* Exercise brief *
Restate the entries word for word, omitting nothing.

(Dataset items)
------------------------------------------------------------
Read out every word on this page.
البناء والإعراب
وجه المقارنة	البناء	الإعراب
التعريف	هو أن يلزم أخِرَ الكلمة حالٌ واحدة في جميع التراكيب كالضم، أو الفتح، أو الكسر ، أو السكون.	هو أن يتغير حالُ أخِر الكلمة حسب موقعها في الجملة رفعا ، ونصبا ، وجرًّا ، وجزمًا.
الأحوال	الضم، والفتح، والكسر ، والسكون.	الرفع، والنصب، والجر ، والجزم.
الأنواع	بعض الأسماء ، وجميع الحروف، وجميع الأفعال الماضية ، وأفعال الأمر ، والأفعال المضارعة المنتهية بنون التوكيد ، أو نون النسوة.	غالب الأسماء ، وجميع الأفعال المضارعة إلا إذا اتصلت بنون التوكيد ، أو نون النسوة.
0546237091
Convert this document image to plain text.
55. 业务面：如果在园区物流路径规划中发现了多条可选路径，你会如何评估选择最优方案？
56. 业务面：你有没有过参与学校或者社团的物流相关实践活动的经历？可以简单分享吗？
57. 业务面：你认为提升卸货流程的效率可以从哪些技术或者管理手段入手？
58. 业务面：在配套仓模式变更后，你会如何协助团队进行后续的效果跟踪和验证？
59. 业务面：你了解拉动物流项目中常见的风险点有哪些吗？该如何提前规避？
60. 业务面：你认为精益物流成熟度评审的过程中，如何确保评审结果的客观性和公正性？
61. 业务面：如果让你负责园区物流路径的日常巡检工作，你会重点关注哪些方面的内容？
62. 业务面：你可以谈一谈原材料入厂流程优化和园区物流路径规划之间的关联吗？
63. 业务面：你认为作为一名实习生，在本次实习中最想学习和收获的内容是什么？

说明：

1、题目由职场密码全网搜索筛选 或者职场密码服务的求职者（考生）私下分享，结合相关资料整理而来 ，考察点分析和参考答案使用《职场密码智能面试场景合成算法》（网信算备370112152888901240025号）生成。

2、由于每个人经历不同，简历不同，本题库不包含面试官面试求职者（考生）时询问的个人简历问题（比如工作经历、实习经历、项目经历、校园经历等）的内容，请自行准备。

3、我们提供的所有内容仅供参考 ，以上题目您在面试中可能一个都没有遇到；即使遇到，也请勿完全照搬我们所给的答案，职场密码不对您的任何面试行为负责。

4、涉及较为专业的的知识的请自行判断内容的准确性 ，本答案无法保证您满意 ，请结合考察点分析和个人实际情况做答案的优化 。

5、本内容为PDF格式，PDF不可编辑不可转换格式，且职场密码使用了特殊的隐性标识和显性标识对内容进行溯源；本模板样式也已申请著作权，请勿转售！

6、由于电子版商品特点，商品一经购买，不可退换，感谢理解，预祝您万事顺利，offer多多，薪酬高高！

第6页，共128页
------------------------------------------------------------
* Answer to the problem *
Read out every word on this page.
البناء والإعراب
وجه المقارنة	البناء	الإعراب
التعريف	هو أن يلزم أخِرَ الكلمة حالٌ واحدة في جميع التراكيب كالضم، أو الفتح، أو الكسر ، أو السكون.	هو أن يتغير حالُ أخِر الكلمة حسب موقعها في الجملة رفعا ، ونصبا ، وجرًّا ، وجزمًا.
الأحوال	الضم، والفتح، والكسر ، والسكون.	الرفع، والنصب، والجر ، والجزم.
الأنواع	بعض الأسماء ، وجميع الحروف، وجميع الأفعال الماضية ، وأفعال الأمر ، والأفعال المضارعة المنتهية بنون التوكيد ، أو نون النسوة.	غالب الأسماء ، وجميع الأفعال المضارعة إلا إذا اتصلت بنون التوكيد ، أو نون النسوة.
0546237091
Convert this document image to plain text.
55. 业务面：如果在园区物流路径规划中发现了多条可选路径，你会如何评估选择最优方案？
56. 业务面：你有没有过参与学校或者社团的物流相关实践活动的经历？可以简单分享吗？
57. 业务面：你认为提升卸货流程的效率可以从哪些技术或者管理手段入手？
58. 业务面：在配套仓模式变更后，你会如何协助团队进行后续的效果跟踪和验证？
59. 业务面：你了解拉动物流项目中常见的风险点有哪些吗？该如何提前规避？
60. 业务面：你认为精益物流成熟度评审的过程中，如何确保评审结果的客观性和公正性？
61. 业务面：如果让你负责园区物流路径的日常巡检工作，你会重点关注哪些方面的内容？
62. 业务面：你可以谈一谈原材料入厂流程优化和园区物流路径规划之间的关联吗？
63. 业务面：你认为作为一名实习生，在本次实习中最想学习和收获的内容是什么？

说明：

1、题目由职场密码全网搜索筛选 或者职场密码服务的求职者（考生）私下分享，结合相关资料整理而来 ，考察点分析和参考答案使用《职场密码智能面试场景合成算法》（网信算备370112152888901240025号）生成。

2、由于每个人经历不同，简历不同，本题库不包含面试官面试求职者（考生）时询问的个人简历问题（比如工作经历、实习经历、项目经历、校园经历等）的内容，请自行准备。

3、我们提供的所有内容仅供参考 ，以上题目您在面试中可能一个都没有遇到；即使遇到，也请勿完全照搬我们所给的答案，职场密码不对您的任何面试行为负责。

4、涉及较为专业的的知识的请自行判断内容的准确性 ，本答案无法保证您满意 ，请结合考察点分析和个人实际情况做答案的优化 。

5、本内容为PDF格式，PDF不可编辑不可转换格式，且职场密码使用了特殊的隐性标识和显性标识对内容进行溯源；本模板样式也已申请著作权，请勿转售！

6、由于电子版商品特点，商品一经购买，不可退换，感谢理解，预祝您万事顺利，offer多多，薪酬高高！

第6页，共128页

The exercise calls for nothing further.